[Saved entries]

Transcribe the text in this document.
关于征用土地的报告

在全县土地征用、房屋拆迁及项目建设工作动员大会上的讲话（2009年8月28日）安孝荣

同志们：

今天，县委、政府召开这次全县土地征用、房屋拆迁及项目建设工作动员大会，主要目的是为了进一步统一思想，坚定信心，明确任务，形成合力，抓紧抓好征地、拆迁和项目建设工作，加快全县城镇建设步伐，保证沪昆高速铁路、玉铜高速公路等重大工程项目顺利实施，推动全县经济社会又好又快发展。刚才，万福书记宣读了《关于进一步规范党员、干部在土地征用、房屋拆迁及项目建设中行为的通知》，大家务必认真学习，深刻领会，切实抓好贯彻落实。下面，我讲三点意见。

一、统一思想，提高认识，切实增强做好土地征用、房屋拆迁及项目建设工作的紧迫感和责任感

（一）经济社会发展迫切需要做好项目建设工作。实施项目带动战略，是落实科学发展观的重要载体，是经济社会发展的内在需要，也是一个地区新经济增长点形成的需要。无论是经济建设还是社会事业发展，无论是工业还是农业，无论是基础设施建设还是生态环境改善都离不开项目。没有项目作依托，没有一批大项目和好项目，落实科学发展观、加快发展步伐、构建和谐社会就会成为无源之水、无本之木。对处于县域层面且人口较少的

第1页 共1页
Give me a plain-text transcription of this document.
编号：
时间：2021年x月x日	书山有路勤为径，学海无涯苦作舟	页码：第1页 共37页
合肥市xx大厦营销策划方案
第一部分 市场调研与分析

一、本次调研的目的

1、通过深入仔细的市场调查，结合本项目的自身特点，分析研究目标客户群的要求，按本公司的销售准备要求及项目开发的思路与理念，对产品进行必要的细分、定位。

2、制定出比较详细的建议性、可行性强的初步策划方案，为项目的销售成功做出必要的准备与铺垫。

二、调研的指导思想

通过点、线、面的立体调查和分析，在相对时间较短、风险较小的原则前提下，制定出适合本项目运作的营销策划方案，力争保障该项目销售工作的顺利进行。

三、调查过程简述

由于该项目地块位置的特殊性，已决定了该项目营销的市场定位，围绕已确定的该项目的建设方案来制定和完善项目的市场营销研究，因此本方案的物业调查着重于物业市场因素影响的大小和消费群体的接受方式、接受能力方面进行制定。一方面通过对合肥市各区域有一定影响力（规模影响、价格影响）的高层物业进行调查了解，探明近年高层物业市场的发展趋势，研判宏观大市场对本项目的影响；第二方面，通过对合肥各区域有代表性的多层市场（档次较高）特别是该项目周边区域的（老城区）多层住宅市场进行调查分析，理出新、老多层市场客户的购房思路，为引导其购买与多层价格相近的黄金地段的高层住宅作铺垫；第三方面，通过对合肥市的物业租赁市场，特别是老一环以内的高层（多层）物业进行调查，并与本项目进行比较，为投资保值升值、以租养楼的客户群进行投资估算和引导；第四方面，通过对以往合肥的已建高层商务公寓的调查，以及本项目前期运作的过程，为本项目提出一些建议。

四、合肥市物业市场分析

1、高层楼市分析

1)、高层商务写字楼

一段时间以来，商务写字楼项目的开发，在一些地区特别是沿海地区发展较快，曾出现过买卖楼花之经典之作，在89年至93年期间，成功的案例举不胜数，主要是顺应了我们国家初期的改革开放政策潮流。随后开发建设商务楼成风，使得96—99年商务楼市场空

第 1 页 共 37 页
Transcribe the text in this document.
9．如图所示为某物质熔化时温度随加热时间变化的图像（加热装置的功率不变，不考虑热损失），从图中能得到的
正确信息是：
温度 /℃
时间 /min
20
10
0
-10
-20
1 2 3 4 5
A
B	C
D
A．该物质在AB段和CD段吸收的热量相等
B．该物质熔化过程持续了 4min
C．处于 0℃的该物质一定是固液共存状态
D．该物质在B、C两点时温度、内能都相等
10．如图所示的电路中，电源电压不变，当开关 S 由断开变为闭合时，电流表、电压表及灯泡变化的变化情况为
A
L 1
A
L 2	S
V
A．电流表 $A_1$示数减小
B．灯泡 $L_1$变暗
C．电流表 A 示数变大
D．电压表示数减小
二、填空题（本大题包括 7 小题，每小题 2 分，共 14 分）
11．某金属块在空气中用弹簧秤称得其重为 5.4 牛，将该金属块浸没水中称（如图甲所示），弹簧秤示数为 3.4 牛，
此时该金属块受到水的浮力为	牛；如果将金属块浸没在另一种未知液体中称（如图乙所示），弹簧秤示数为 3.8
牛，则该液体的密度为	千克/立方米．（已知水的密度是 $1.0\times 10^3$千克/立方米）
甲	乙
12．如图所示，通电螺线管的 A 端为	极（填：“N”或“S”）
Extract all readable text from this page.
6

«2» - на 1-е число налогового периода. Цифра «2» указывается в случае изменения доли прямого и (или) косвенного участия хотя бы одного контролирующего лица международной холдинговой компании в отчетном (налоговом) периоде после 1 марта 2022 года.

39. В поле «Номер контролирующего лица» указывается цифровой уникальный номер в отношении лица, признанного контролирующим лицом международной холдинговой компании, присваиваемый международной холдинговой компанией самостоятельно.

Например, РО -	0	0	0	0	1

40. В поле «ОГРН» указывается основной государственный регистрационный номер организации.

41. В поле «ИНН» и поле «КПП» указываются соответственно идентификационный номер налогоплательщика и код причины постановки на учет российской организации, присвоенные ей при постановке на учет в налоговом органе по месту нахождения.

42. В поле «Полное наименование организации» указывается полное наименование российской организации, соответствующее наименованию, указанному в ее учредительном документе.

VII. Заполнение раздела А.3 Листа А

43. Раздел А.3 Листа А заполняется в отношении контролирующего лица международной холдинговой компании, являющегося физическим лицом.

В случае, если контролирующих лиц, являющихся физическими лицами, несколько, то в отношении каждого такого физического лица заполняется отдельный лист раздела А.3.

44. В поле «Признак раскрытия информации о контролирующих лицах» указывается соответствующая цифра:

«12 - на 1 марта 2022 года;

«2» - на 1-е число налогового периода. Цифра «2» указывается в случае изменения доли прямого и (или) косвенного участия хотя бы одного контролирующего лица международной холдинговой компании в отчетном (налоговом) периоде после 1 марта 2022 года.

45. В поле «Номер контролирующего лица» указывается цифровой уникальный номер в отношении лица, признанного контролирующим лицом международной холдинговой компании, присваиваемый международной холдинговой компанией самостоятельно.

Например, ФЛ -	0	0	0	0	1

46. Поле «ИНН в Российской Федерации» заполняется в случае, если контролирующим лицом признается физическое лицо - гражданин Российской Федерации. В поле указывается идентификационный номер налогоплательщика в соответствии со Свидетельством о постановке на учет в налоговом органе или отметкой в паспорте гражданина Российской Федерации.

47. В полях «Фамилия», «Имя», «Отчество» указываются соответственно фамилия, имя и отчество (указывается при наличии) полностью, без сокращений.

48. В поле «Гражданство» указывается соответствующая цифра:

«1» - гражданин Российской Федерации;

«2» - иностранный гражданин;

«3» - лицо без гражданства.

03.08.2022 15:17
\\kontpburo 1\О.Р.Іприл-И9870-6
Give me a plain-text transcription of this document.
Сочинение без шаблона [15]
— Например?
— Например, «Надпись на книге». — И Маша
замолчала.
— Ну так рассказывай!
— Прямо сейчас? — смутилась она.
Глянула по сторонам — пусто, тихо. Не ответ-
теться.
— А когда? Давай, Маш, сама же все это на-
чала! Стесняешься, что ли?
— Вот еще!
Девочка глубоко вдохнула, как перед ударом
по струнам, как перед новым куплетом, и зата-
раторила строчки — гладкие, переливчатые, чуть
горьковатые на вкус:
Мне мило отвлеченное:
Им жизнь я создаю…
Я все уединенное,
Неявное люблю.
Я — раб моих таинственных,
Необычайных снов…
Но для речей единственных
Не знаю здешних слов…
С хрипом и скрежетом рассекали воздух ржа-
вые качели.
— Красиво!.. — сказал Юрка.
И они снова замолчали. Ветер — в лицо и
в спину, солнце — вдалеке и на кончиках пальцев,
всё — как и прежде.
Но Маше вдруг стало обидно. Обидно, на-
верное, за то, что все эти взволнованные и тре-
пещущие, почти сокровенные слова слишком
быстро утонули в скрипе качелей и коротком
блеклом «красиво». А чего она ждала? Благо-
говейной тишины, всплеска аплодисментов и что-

What the exercise asks: Locate the word "органе" in the records and collect each line it appears in.

Output:
41. В поле «ИНН» и поле «КПП» указываются соответственно идентификационный номер налогоплательщика и код причины постановки на учет российской организации, присвоенные ей при постановке на учет в налоговом органе по месту нахождения.
46. Поле «ИНН в Российской Федерации» заполняется в случае, если контролирующим лицом признается физическое лицо - гражданин Российской Федерации. В поле указывается идентификационный номер налогоплательщика в соответствии со Свидетельством о постановке на учет в налоговом органе или отметкой в паспорте гражданина Российской Федерации.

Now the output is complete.